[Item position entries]
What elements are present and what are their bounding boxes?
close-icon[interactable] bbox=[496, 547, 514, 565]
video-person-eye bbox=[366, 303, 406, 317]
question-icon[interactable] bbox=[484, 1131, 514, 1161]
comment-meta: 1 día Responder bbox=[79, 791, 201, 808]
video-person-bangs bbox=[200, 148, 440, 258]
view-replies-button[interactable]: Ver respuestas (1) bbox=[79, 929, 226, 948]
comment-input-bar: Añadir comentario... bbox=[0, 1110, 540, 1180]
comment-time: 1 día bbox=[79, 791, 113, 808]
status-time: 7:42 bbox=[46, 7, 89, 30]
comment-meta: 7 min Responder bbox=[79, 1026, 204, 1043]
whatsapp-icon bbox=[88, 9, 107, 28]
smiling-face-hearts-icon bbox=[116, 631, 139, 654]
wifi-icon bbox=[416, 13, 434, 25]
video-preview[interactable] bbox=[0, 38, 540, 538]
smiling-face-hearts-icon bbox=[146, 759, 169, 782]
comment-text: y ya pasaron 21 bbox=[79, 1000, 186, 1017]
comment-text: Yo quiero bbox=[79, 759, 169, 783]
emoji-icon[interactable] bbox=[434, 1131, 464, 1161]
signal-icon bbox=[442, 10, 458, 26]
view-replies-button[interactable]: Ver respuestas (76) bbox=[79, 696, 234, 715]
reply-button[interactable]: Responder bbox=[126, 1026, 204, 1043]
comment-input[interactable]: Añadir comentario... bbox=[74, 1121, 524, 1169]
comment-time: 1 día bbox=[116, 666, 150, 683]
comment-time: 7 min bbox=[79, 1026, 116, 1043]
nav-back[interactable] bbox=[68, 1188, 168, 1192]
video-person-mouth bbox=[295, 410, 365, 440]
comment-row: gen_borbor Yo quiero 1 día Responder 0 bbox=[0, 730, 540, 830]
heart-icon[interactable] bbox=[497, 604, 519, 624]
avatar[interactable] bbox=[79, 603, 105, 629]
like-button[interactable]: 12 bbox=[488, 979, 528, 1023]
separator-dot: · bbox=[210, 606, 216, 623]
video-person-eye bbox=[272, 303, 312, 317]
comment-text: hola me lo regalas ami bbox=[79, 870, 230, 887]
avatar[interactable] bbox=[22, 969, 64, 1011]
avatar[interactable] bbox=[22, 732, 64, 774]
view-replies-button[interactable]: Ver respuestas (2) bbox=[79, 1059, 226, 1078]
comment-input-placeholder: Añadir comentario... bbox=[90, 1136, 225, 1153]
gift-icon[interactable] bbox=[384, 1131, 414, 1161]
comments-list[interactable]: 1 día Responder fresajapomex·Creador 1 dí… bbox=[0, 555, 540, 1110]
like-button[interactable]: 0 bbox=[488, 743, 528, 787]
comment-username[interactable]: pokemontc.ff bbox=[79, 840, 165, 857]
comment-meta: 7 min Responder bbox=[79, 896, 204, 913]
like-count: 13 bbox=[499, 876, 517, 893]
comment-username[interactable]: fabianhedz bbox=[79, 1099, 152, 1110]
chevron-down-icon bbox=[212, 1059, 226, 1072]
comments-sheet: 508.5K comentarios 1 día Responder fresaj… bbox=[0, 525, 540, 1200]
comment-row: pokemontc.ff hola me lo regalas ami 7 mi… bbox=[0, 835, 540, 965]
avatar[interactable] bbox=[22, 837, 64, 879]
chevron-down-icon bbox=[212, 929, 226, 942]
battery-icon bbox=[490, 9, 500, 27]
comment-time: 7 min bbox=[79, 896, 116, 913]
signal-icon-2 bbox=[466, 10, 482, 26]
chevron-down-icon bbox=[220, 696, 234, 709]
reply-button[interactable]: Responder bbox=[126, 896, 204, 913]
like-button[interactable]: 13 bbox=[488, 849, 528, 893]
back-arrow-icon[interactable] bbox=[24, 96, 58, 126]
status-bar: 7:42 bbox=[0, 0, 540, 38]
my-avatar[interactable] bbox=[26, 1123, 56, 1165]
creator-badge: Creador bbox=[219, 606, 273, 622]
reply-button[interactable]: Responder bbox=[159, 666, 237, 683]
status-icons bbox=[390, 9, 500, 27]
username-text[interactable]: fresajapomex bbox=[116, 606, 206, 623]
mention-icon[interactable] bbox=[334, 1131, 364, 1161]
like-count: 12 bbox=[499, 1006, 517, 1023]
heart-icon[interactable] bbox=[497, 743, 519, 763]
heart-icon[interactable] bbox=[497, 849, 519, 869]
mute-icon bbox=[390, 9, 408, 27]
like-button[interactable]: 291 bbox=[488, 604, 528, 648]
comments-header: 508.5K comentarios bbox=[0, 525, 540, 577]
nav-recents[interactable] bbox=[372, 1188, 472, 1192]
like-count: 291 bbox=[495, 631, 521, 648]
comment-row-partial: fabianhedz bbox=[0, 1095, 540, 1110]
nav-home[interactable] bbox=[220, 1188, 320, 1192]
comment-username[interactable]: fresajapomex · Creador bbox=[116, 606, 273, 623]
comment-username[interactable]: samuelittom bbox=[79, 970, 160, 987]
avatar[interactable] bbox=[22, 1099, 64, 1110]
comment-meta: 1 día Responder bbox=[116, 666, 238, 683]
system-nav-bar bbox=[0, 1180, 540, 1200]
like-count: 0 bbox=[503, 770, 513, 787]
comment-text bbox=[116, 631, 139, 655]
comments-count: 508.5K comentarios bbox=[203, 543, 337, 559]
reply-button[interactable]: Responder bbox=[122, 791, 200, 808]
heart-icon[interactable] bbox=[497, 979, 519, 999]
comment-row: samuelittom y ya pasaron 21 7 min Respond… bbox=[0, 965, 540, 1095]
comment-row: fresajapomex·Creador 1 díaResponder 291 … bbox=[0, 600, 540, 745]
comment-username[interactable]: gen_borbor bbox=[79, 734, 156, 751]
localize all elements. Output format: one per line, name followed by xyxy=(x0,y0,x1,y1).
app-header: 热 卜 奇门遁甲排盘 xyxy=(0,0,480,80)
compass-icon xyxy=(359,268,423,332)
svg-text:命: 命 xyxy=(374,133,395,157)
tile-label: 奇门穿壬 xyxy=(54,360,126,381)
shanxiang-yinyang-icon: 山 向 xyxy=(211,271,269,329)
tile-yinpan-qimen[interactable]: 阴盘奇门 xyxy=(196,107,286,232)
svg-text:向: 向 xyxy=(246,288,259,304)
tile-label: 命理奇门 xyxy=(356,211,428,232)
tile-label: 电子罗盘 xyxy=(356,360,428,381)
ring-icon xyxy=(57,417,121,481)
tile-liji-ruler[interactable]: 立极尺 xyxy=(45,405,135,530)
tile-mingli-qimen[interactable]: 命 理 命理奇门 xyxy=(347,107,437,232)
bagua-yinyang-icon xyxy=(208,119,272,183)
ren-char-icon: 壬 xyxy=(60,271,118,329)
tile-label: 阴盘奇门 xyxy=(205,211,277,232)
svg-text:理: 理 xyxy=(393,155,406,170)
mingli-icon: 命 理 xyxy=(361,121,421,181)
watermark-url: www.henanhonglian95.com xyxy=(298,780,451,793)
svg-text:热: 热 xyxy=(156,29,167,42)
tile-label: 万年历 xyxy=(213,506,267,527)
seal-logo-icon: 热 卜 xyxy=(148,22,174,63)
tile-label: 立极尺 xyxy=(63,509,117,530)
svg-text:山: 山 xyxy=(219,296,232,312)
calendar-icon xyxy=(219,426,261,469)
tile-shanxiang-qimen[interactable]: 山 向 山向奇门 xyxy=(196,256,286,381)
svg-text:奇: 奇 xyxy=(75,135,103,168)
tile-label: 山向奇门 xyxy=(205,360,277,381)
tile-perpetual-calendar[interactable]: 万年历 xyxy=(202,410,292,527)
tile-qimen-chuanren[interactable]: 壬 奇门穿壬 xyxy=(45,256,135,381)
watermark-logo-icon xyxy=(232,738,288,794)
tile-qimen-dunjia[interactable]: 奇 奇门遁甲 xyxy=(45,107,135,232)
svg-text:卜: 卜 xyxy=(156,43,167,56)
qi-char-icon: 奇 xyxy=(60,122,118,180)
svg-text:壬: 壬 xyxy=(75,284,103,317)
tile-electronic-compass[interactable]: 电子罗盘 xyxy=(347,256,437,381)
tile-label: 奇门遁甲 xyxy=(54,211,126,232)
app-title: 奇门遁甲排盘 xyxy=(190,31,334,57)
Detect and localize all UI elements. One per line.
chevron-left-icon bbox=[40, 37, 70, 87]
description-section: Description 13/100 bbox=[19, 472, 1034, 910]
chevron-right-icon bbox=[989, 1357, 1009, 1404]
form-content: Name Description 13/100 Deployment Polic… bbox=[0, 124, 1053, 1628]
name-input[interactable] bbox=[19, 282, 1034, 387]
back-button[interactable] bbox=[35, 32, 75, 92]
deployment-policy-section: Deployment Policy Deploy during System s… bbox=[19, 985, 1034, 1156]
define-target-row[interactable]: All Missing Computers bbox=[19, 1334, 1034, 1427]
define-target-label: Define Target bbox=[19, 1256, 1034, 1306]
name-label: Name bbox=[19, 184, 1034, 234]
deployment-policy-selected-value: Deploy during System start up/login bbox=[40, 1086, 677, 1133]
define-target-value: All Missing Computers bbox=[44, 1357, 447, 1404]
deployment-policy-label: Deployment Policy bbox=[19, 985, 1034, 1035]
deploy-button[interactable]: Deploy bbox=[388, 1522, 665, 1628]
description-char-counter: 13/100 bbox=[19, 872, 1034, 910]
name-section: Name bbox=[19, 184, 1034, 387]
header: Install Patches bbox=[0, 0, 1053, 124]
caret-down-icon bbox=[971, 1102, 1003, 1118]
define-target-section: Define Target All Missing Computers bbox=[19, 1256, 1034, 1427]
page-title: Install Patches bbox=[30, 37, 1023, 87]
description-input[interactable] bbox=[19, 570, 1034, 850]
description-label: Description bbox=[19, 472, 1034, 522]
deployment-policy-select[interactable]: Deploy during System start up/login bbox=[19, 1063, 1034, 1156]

• Aim of the exercise
Could you lay out the records above as a JSON list of strings, one string per line with blank lines omitted, from the first line through the line containing "question-icon[interactable] bbox=[484, 1131, 514, 1161]", inclusive?

• Problem solution
[
  "What elements are present and what are their bounding boxes?",
  "close-icon[interactable] bbox=[496, 547, 514, 565]",
  "video-person-eye bbox=[366, 303, 406, 317]",
  "question-icon[interactable] bbox=[484, 1131, 514, 1161]"
]